Set problem:
Locate the lines of the listing below that hold "civil", then copy each of them.

Stored data:
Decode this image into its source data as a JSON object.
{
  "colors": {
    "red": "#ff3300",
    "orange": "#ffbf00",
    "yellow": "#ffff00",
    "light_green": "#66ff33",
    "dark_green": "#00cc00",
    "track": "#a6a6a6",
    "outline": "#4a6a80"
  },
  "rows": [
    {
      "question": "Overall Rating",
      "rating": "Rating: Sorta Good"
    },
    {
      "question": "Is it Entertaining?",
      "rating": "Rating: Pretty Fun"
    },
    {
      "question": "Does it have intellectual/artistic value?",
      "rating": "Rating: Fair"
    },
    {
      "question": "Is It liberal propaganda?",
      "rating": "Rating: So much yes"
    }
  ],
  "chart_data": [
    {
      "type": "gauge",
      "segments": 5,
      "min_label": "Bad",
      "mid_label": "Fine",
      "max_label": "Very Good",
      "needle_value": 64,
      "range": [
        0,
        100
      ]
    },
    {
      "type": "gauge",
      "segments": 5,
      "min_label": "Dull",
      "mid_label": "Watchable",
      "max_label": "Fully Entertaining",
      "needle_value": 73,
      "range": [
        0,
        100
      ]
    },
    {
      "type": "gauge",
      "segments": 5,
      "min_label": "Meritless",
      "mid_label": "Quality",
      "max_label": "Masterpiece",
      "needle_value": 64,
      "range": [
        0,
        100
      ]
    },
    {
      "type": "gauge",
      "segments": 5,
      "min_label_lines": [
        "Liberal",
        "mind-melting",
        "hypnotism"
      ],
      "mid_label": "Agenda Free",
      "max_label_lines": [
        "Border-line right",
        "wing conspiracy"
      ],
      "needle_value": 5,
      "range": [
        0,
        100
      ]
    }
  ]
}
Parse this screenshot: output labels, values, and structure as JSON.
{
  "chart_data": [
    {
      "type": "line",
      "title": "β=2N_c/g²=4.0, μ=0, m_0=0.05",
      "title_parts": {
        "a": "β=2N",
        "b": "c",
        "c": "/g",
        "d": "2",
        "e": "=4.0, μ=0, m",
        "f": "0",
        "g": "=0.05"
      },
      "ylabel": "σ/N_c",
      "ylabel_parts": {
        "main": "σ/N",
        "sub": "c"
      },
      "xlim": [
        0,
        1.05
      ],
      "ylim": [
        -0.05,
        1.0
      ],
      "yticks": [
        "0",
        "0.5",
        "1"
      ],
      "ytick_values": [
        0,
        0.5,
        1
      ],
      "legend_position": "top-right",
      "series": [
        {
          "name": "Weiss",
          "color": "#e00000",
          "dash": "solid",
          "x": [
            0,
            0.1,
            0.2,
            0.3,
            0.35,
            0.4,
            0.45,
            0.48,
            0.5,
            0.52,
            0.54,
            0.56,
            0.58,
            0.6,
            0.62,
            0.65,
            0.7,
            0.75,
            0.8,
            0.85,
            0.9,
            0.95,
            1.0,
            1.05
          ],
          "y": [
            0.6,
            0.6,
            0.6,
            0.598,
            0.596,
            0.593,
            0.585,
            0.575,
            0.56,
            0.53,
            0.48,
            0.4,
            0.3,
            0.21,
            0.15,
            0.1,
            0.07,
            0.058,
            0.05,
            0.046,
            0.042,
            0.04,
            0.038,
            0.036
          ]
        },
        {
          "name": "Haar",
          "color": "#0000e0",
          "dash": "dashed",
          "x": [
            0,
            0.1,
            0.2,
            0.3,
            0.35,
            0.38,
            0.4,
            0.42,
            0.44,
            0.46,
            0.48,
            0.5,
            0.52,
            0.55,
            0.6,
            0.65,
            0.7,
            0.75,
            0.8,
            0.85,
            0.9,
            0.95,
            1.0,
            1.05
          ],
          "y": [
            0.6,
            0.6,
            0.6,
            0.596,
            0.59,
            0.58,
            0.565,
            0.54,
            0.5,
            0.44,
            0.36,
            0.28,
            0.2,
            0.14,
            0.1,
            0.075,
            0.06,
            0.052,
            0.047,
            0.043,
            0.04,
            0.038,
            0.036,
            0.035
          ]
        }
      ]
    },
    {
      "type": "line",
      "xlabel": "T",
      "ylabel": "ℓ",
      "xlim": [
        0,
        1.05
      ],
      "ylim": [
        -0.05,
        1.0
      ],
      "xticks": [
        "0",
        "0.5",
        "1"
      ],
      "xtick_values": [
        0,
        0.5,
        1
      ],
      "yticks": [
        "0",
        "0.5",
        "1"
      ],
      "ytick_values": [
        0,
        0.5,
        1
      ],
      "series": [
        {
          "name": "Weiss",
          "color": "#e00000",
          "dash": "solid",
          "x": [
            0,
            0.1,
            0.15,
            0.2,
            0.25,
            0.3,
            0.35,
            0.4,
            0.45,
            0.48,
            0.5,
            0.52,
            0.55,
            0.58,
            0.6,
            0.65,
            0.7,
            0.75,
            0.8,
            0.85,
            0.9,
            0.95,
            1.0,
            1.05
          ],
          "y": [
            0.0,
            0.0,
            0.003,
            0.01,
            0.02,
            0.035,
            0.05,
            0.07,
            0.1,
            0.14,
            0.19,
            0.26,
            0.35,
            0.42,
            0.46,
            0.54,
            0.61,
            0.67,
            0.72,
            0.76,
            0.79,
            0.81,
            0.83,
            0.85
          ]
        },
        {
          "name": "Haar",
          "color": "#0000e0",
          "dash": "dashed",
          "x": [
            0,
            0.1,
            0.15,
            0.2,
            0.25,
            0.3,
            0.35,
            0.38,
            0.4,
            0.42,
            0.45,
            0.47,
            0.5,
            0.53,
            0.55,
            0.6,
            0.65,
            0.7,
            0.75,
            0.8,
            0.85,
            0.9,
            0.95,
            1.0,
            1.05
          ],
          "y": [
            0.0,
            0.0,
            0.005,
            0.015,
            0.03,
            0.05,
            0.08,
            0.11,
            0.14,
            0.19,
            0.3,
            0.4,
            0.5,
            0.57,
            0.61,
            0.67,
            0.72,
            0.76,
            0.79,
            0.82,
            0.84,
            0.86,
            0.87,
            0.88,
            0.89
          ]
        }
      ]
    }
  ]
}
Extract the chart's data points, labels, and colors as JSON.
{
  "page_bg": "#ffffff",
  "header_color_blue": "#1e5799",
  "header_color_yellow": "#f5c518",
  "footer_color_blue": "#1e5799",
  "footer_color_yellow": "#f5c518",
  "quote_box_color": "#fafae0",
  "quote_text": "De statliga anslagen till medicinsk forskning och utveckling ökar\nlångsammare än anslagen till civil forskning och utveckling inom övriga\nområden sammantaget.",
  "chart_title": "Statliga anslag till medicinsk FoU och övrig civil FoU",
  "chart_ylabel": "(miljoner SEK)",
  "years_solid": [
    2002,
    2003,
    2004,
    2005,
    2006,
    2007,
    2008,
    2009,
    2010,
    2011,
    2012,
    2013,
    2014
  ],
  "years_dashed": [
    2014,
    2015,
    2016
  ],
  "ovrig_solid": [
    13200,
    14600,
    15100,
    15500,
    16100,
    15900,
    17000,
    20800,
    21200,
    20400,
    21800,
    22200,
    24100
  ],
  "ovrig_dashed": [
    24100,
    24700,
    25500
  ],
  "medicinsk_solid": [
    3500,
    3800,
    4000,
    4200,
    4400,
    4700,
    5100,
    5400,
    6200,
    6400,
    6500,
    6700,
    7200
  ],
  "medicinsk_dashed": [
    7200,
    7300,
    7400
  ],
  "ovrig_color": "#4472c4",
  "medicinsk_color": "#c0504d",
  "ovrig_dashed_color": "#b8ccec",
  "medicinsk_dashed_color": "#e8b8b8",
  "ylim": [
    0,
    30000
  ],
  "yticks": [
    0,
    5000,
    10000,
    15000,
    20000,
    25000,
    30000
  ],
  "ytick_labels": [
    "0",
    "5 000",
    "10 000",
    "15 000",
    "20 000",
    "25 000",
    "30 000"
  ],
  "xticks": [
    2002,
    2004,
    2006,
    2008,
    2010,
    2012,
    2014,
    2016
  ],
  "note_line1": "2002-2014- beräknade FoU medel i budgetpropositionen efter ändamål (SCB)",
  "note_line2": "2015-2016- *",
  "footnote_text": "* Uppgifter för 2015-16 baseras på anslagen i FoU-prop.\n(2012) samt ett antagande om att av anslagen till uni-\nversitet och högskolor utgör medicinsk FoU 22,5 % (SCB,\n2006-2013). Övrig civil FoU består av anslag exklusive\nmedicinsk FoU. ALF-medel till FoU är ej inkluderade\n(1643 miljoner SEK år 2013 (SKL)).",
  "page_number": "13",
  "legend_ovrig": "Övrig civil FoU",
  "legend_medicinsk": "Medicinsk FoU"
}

Correct response:
  "quote_text": "De statliga anslagen till medicinsk forskning och utveckling ökar\nlångsammare än anslagen till civil forskning och utveckling inom övriga\nområden sammantaget.",
  "chart_title": "Statliga anslag till medicinsk FoU och övrig civil FoU",
  "footnote_text": "* Uppgifter för 2015-16 baseras på anslagen i FoU-prop.\n(2012) samt ett antagande om att av anslagen till uni-\nversitet och högskolor utgör medicinsk FoU 22,5 % (SCB,\n2006-2013). Övrig civil FoU består av anslag exklusive\nmedicinsk FoU. ALF-medel till FoU är ej inkluderade\n(1643 miljoner SEK år 2013 (SKL)).",
  "legend_ovrig": "Övrig civil FoU",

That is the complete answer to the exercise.